Rows from a dataset:
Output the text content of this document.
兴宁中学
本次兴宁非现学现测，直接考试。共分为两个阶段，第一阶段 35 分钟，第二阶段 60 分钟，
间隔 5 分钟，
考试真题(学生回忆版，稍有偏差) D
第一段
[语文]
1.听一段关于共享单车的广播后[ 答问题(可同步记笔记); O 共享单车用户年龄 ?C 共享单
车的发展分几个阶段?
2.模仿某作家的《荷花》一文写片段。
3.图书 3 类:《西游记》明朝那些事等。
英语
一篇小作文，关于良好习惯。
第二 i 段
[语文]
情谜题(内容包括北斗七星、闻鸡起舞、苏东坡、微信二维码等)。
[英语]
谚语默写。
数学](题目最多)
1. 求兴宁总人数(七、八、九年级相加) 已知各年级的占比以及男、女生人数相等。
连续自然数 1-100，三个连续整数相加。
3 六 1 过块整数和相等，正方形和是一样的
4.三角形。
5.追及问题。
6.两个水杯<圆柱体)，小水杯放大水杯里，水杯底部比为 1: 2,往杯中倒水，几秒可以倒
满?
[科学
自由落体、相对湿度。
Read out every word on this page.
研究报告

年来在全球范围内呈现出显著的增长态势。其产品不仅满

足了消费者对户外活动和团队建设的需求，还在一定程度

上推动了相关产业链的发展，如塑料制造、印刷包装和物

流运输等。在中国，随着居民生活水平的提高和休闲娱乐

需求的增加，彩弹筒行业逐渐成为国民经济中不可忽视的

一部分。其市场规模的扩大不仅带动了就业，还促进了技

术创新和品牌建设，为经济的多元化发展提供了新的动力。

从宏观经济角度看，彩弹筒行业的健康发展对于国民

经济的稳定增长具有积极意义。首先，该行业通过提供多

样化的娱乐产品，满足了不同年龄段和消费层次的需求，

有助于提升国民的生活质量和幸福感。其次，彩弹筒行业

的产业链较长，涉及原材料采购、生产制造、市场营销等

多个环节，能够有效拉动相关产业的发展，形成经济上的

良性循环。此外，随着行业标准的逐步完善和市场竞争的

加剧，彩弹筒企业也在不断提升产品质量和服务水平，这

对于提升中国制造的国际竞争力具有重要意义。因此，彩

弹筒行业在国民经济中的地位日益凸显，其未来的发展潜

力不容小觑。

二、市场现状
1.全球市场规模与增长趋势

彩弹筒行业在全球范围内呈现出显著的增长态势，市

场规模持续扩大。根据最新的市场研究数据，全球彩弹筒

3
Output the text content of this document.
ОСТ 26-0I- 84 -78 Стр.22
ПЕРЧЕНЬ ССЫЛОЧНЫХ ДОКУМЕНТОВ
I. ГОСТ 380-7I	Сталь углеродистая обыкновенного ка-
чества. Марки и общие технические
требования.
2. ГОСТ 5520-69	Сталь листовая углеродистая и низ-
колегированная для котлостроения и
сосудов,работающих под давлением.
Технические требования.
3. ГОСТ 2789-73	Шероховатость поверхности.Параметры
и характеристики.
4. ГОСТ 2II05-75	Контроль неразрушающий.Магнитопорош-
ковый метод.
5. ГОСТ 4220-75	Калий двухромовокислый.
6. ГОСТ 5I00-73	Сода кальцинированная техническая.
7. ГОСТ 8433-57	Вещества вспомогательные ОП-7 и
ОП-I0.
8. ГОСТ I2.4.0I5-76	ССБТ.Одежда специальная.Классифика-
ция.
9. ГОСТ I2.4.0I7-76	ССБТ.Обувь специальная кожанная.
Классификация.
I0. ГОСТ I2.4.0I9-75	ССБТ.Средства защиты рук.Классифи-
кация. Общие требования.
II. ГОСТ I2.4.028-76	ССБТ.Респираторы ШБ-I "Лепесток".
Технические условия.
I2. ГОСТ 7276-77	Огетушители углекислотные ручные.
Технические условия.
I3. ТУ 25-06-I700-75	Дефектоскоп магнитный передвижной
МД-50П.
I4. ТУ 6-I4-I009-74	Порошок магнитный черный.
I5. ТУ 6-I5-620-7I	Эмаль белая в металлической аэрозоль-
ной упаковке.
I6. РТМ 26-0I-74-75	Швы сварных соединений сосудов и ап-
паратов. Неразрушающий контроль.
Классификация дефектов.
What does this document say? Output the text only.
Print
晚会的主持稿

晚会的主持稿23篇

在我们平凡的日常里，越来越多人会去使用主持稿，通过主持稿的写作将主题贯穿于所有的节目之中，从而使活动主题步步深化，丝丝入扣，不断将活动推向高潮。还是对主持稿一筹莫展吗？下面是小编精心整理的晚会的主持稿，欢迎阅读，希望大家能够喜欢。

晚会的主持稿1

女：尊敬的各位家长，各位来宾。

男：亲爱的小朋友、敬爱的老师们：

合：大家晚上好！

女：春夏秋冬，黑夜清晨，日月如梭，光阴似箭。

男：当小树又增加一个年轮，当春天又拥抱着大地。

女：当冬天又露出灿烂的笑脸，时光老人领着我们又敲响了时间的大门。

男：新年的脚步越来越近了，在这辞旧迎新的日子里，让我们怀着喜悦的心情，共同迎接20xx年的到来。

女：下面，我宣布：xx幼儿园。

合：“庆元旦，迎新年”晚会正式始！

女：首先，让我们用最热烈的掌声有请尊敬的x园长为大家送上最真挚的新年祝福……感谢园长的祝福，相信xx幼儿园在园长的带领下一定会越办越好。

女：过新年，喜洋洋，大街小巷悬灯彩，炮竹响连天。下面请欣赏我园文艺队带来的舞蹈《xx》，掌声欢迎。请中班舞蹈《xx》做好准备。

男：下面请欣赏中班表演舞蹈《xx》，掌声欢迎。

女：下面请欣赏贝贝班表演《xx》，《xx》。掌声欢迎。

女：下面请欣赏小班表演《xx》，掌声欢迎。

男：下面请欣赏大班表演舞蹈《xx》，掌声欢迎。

[SET TASK]
Go through the records above, find every line with the word "требования", and list those lines.

[WRITTEN ANSWER]
требования.
Технические требования.
кация. Общие требования.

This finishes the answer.